● **Aim**: Only lines with the word "internationale" are needed; collect each of them from the listing below.

[Extracted data entries]
• • • •
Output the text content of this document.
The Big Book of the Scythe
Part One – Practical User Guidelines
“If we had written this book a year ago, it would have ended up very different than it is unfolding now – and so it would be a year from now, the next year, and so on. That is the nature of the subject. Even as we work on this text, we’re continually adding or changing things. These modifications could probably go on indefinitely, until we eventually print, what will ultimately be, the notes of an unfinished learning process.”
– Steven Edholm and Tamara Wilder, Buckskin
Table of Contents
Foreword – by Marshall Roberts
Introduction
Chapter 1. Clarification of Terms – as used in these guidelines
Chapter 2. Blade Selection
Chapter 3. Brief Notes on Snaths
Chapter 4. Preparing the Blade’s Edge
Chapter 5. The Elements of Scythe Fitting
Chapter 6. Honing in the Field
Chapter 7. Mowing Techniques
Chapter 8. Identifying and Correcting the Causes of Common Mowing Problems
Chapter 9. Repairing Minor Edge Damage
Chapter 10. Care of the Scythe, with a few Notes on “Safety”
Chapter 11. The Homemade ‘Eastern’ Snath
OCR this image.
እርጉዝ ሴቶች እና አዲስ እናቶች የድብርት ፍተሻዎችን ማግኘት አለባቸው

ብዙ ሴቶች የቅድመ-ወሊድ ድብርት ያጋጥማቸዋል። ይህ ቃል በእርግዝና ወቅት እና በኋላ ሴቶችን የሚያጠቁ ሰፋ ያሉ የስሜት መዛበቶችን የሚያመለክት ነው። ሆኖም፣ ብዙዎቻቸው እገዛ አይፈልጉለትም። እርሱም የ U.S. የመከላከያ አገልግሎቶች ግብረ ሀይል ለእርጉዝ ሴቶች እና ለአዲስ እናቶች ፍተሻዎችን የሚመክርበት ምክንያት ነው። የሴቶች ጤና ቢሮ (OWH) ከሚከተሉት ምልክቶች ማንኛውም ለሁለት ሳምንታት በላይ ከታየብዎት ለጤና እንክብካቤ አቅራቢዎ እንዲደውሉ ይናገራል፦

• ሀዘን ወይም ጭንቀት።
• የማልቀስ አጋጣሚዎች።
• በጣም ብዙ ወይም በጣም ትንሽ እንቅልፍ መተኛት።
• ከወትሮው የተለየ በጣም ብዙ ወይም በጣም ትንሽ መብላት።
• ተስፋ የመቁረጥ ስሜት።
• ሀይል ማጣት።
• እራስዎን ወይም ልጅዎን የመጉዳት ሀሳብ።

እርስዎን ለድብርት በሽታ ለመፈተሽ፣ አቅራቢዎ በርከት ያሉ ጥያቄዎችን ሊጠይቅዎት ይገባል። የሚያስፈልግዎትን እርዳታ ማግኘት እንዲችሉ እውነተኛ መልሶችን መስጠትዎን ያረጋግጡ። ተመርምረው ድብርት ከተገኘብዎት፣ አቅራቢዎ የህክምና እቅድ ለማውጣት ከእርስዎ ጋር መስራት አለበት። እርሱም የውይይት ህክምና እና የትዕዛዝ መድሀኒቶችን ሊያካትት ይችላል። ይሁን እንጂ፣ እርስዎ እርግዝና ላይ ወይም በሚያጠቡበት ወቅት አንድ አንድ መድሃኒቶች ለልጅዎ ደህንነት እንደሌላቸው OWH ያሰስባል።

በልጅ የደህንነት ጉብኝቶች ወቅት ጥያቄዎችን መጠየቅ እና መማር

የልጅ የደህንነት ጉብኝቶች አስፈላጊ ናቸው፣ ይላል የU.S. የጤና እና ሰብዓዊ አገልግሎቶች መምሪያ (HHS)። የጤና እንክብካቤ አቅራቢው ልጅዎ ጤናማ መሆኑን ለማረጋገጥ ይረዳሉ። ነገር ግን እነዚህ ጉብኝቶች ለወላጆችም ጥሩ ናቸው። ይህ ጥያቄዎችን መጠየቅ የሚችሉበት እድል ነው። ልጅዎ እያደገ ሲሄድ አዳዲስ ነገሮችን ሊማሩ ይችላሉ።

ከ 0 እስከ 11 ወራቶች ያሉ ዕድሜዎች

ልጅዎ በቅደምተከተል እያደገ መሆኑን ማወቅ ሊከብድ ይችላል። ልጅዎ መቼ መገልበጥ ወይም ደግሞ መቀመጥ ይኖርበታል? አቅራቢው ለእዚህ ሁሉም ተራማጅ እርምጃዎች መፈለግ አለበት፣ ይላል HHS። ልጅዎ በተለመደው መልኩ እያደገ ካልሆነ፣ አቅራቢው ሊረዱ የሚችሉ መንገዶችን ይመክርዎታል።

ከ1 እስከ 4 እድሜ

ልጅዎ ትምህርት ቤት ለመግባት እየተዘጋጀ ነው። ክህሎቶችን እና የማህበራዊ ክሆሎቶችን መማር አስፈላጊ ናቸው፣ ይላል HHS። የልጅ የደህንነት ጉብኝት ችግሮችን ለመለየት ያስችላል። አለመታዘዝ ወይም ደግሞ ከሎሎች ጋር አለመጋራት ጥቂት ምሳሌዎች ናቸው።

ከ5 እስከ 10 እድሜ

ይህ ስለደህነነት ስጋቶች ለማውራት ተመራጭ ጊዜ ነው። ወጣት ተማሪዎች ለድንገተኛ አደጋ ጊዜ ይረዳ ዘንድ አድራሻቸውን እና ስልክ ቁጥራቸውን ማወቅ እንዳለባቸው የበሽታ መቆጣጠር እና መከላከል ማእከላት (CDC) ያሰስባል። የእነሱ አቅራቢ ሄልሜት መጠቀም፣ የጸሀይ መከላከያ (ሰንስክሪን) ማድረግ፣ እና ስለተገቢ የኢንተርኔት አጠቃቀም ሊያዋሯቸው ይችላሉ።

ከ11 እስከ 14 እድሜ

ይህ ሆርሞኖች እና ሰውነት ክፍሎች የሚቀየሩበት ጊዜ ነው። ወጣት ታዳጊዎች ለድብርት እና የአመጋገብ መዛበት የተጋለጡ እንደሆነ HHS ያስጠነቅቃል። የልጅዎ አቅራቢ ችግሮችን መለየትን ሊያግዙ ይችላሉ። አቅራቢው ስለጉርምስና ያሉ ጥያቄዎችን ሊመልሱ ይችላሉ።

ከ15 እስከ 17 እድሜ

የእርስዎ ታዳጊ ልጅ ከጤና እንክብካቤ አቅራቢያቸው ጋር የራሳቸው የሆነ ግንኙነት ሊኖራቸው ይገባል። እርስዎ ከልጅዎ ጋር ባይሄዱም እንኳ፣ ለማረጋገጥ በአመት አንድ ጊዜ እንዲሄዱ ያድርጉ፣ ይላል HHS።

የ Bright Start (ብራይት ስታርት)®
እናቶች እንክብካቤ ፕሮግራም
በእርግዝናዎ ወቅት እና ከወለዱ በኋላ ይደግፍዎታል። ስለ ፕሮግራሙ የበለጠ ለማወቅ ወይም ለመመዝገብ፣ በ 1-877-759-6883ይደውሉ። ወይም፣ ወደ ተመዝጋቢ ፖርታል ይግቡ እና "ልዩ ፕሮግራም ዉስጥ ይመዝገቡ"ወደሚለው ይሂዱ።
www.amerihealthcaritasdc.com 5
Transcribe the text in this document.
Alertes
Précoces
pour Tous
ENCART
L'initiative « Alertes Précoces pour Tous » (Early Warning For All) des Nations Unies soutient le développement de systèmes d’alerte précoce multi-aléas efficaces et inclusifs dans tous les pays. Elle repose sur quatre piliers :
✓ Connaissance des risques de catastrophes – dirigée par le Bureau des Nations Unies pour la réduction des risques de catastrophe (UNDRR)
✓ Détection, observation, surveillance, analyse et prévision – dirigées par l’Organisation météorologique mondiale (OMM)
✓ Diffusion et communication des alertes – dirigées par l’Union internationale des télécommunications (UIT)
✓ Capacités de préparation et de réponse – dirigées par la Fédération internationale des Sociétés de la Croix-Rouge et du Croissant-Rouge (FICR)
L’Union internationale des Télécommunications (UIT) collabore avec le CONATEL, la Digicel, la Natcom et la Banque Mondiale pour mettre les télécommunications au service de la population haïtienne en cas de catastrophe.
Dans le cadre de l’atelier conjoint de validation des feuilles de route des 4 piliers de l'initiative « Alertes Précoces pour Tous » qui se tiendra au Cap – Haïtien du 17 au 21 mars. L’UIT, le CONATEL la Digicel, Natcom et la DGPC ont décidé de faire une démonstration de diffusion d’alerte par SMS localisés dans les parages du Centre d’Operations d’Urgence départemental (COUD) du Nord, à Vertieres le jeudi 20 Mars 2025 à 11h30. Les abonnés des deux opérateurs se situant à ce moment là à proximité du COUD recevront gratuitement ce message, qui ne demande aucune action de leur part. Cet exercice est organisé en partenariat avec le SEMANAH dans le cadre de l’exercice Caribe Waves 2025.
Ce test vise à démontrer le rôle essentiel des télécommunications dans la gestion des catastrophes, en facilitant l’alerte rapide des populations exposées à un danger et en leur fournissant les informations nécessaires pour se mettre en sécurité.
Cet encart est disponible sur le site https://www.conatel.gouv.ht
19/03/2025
• • • •
● **Result of the exercise**:
✓ Diffusion et communication des alertes – dirigées par l’Union internationale des télécommunications (UIT)
✓ Capacités de préparation et de réponse – dirigées par la Fédération internationale des Sociétés de la Croix-Rouge et du Croissant-Rouge (FICR)
L’Union internationale des Télécommunications (UIT) collabore avec le CONATEL, la Digicel, la Natcom et la Banque Mondiale pour mettre les télécommunications au service de la population haïtienne en cas de catastrophe.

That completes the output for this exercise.